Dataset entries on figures

>>>>>

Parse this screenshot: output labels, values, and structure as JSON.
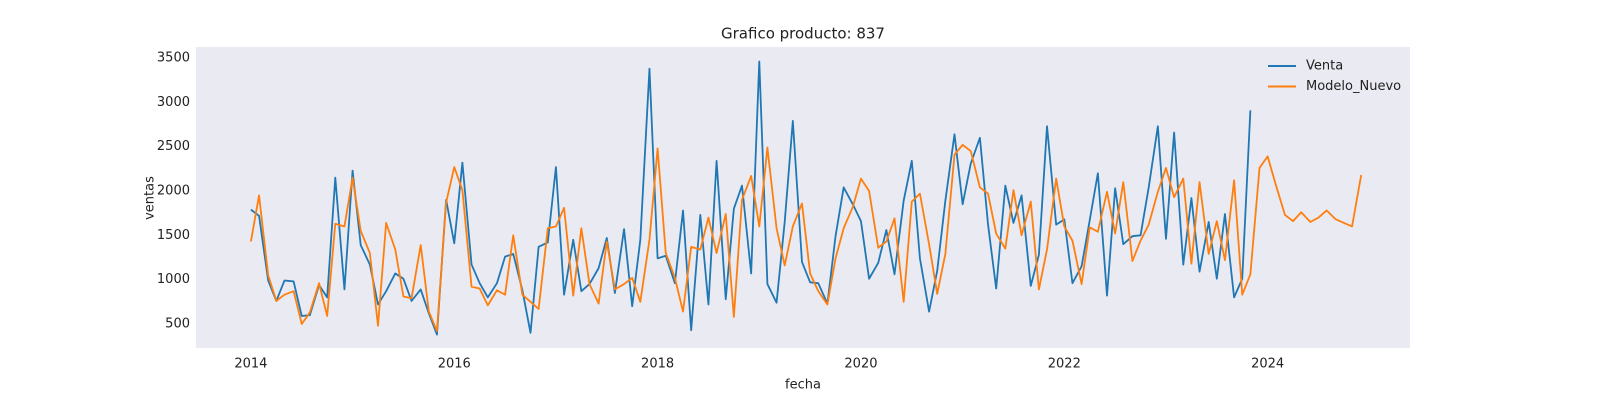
{
  "chart_data": {
    "type": "line",
    "title": "Grafico producto: 837",
    "x_label": "fecha",
    "y_label": "ventas",
    "x": [
      2014,
      2014.08,
      2014.17,
      2014.25,
      2014.33,
      2014.42,
      2014.5,
      2014.58,
      2014.67,
      2014.75,
      2014.83,
      2014.92,
      2015,
      2015.08,
      2015.17,
      2015.25,
      2015.33,
      2015.42,
      2015.5,
      2015.58,
      2015.67,
      2015.75,
      2015.83,
      2015.92,
      2016,
      2016.08,
      2016.17,
      2016.25,
      2016.33,
      2016.42,
      2016.5,
      2016.58,
      2016.67,
      2016.75,
      2016.83,
      2016.92,
      2017,
      2017.08,
      2017.17,
      2017.25,
      2017.33,
      2017.42,
      2017.5,
      2017.58,
      2017.67,
      2017.75,
      2017.83,
      2017.92,
      2018,
      2018.08,
      2018.17,
      2018.25,
      2018.33,
      2018.42,
      2018.5,
      2018.58,
      2018.67,
      2018.75,
      2018.83,
      2018.92,
      2019,
      2019.08,
      2019.17,
      2019.25,
      2019.33,
      2019.42,
      2019.5,
      2019.58,
      2019.67,
      2019.75,
      2019.83,
      2019.92,
      2020,
      2020.08,
      2020.17,
      2020.25,
      2020.33,
      2020.42,
      2020.5,
      2020.58,
      2020.67,
      2020.75,
      2020.83,
      2020.92,
      2021,
      2021.08,
      2021.17,
      2021.25,
      2021.33,
      2021.42,
      2021.5,
      2021.58,
      2021.67,
      2021.75,
      2021.83,
      2021.92,
      2022,
      2022.08,
      2022.17,
      2022.25,
      2022.33,
      2022.42,
      2022.5,
      2022.58,
      2022.67,
      2022.75,
      2022.83,
      2022.92,
      2023,
      2023.08,
      2023.17,
      2023.25,
      2023.33,
      2023.42,
      2023.5,
      2023.58,
      2023.67,
      2023.75,
      2023.83,
      2023.92,
      2024,
      2024.08,
      2024.17,
      2024.25,
      2024.33,
      2024.42,
      2024.5,
      2024.58,
      2024.67,
      2024.75,
      2024.83,
      2024.92
    ],
    "series": [
      {
        "name": "Venta",
        "color": "#1f77b4",
        "values": [
          1790,
          1720,
          990,
          760,
          990,
          980,
          590,
          600,
          940,
          800,
          2150,
          890,
          2230,
          1390,
          1170,
          720,
          870,
          1070,
          1010,
          760,
          890,
          620,
          380,
          1900,
          1410,
          2320,
          1170,
          960,
          800,
          960,
          1260,
          1290,
          880,
          400,
          1370,
          1420,
          2270,
          830,
          1450,
          870,
          950,
          1130,
          1470,
          850,
          1570,
          700,
          1450,
          3380,
          1240,
          1270,
          960,
          1780,
          430,
          1730,
          720,
          2340,
          780,
          1800,
          2060,
          1070,
          3460,
          950,
          740,
          1650,
          2790,
          1200,
          970,
          960,
          730,
          1490,
          2040,
          1850,
          1660,
          1010,
          1190,
          1560,
          1060,
          1890,
          2340,
          1240,
          640,
          1100,
          1890,
          2640,
          1850,
          2310,
          2600,
          1620,
          900,
          2060,
          1640,
          1950,
          930,
          1280,
          2730,
          1620,
          1680,
          960,
          1150,
          1670,
          2200,
          820,
          2030,
          1400,
          1490,
          1500,
          2040,
          2730,
          1460,
          2660,
          1170,
          1920,
          1090,
          1650,
          1010,
          1740,
          800,
          1010,
          2910,
          null,
          null,
          null,
          null,
          null,
          null,
          null,
          null,
          null,
          null,
          null,
          null,
          null
        ]
      },
      {
        "name": "Modelo_Nuevo",
        "color": "#ff7f0e",
        "values": [
          1430,
          1950,
          1050,
          760,
          830,
          870,
          500,
          630,
          960,
          590,
          1630,
          1600,
          2150,
          1550,
          1300,
          480,
          1640,
          1340,
          810,
          790,
          1390,
          640,
          420,
          1870,
          2270,
          2010,
          920,
          900,
          710,
          880,
          830,
          1500,
          830,
          750,
          670,
          1580,
          1600,
          1810,
          820,
          1580,
          950,
          730,
          1430,
          890,
          950,
          1020,
          750,
          1450,
          2480,
          1300,
          1020,
          640,
          1370,
          1340,
          1700,
          1300,
          1740,
          580,
          1900,
          2170,
          1600,
          2490,
          1580,
          1160,
          1600,
          1860,
          1070,
          870,
          720,
          1240,
          1580,
          1820,
          2140,
          2000,
          1360,
          1430,
          1690,
          750,
          1880,
          1970,
          1400,
          840,
          1290,
          2410,
          2520,
          2450,
          2040,
          1970,
          1520,
          1350,
          2010,
          1500,
          1880,
          890,
          1340,
          2140,
          1600,
          1440,
          950,
          1590,
          1540,
          1990,
          1520,
          2100,
          1210,
          1440,
          1620,
          1990,
          2260,
          1930,
          2140,
          1180,
          2100,
          1290,
          1660,
          1220,
          2120,
          830,
          1060,
          2260,
          2390,
          2070,
          1730,
          1660,
          1760,
          1650,
          1700,
          1780,
          1680,
          1640,
          1600,
          2180
        ]
      }
    ],
    "xlim": [
      2013.46,
      2025.4
    ],
    "ylim": [
      229,
      3624
    ],
    "xticks": [
      2014,
      2016,
      2018,
      2020,
      2022,
      2024
    ],
    "yticks": [
      500,
      1000,
      1500,
      2000,
      2500,
      3000,
      3500
    ],
    "grid": false,
    "legend": "upper right"
  }
}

<<<<<

■ Problem details:
Return the material word for word. Pictures are not part of the copy.

■ Task answer:
Parse this screenshot: output labels, values, and structure as JSON.
{
  "chart_data": {
    "type": "line",
    "title": "Grafico producto: 837",
    "x_label": "fecha",
    "y_label": "ventas",
    "x": [
      2014,
      2014.08,
      2014.17,
      2014.25,
      2014.33,
      2014.42,
      2014.5,
      2014.58,
      2014.67,
      2014.75,
      2014.83,
      2014.92,
      2015,
      2015.08,
      2015.17,
      2015.25,
      2015.33,
      2015.42,
      2015.5,
      2015.58,
      2015.67,
      2015.75,
      2015.83,
      2015.92,
      2016,
      2016.08,
      2016.17,
      2016.25,
      2016.33,
      2016.42,
      2016.5,
      2016.58,
      2016.67,
      2016.75,
      2016.83,
      2016.92,
      2017,
      2017.08,
      2017.17,
      2017.25,
      2017.33,
      2017.42,
      2017.5,
      2017.58,
      2017.67,
      2017.75,
      2017.83,
      2017.92,
      2018,
      2018.08,
      2018.17,
      2018.25,
      2018.33,
      2018.42,
      2018.5,
      2018.58,
      2018.67,
      2018.75,
      2018.83,
      2018.92,
      2019,
      2019.08,
      2019.17,
      2019.25,
      2019.33,
      2019.42,
      2019.5,
      2019.58,
      2019.67,
      2019.75,
      2019.83,
      2019.92,
      2020,
      2020.08,
      2020.17,
      2020.25,
      2020.33,
      2020.42,
      2020.5,
      2020.58,
      2020.67,
      2020.75,
      2020.83,
      2020.92,
      2021,
      2021.08,
      2021.17,
      2021.25,
      2021.33,
      2021.42,
      2021.5,
      2021.58,
      2021.67,
      2021.75,
      2021.83,
      2021.92,
      2022,
      2022.08,
      2022.17,
      2022.25,
      2022.33,
      2022.42,
      2022.5,
      2022.58,
      2022.67,
      2022.75,
      2022.83,
      2022.92,
      2023,
      2023.08,
      2023.17,
      2023.25,
      2023.33,
      2023.42,
      2023.5,
      2023.58,
      2023.67,
      2023.75,
      2023.83,
      2023.92,
      2024,
      2024.08,
      2024.17,
      2024.25,
      2024.33,
      2024.42,
      2024.5,
      2024.58,
      2024.67,
      2024.75,
      2024.83,
      2024.92
    ],
    "series": [
      {
        "name": "Venta",
        "color": "#1f77b4",
        "values": [
          1790,
          1720,
          990,
          760,
          990,
          980,
          590,
          600,
          940,
          800,
          2150,
          890,
          2230,
          1390,
          1170,
          720,
          870,
          1070,
          1010,
          760,
          890,
          620,
          380,
          1900,
          1410,
          2320,
          1170,
          960,
          800,
          960,
          1260,
          1290,
          880,
          400,
          1370,
          1420,
          2270,
          830,
          1450,
          870,
          950,
          1130,
          1470,
          850,
          1570,
          700,
          1450,
          3380,
          1240,
          1270,
          960,
          1780,
          430,
          1730,
          720,
          2340,
          780,
          1800,
          2060,
          1070,
          3460,
          950,
          740,
          1650,
          2790,
          1200,
          970,
          960,
          730,
          1490,
          2040,
          1850,
          1660,
          1010,
          1190,
          1560,
          1060,
          1890,
          2340,
          1240,
          640,
          1100,
          1890,
          2640,
          1850,
          2310,
          2600,
          1620,
          900,
          2060,
          1640,
          1950,
          930,
          1280,
          2730,
          1620,
          1680,
          960,
          1150,
          1670,
          2200,
          820,
          2030,
          1400,
          1490,
          1500,
          2040,
          2730,
          1460,
          2660,
          1170,
          1920,
          1090,
          1650,
          1010,
          1740,
          800,
          1010,
          2910,
          null,
          null,
          null,
          null,
          null,
          null,
          null,
          null,
          null,
          null,
          null,
          null,
          null
        ]
      },
      {
        "name": "Modelo_Nuevo",
        "color": "#ff7f0e",
        "values": [
          1430,
          1950,
          1050,
          760,
          830,
          870,
          500,
          630,
          960,
          590,
          1630,
          1600,
          2150,
          1550,
          1300,
          480,
          1640,
          1340,
          810,
          790,
          1390,
          640,
          420,
          1870,
          2270,
          2010,
          920,
          900,
          710,
          880,
          830,
          1500,
          830,
          750,
          670,
          1580,
          1600,
          1810,
          820,
          1580,
          950,
          730,
          1430,
          890,
          950,
          1020,
          750,
          1450,
          2480,
          1300,
          1020,
          640,
          1370,
          1340,
          1700,
          1300,
          1740,
          580,
          1900,
          2170,
          1600,
          2490,
          1580,
          1160,
          1600,
          1860,
          1070,
          870,
          720,
          1240,
          1580,
          1820,
          2140,
          2000,
          1360,
          1430,
          1690,
          750,
          1880,
          1970,
          1400,
          840,
          1290,
          2410,
          2520,
          2450,
          2040,
          1970,
          1520,
          1350,
          2010,
          1500,
          1880,
          890,
          1340,
          2140,
          1600,
          1440,
          950,
          1590,
          1540,
          1990,
          1520,
          2100,
          1210,
          1440,
          1620,
          1990,
          2260,
          1930,
          2140,
          1180,
          2100,
          1290,
          1660,
          1220,
          2120,
          830,
          1060,
          2260,
          2390,
          2070,
          1730,
          1660,
          1760,
          1650,
          1700,
          1780,
          1680,
          1640,
          1600,
          2180
        ]
      }
    ],
    "xlim": [
      2013.46,
      2025.4
    ],
    "ylim": [
      229,
      3624
    ],
    "xticks": [
      2014,
      2016,
      2018,
      2020,
      2022,
      2024
    ],
    "yticks": [
      500,
      1000,
      1500,
      2000,
      2500,
      3000,
      3500
    ],
    "grid": false,
    "legend": "upper right"
  }
}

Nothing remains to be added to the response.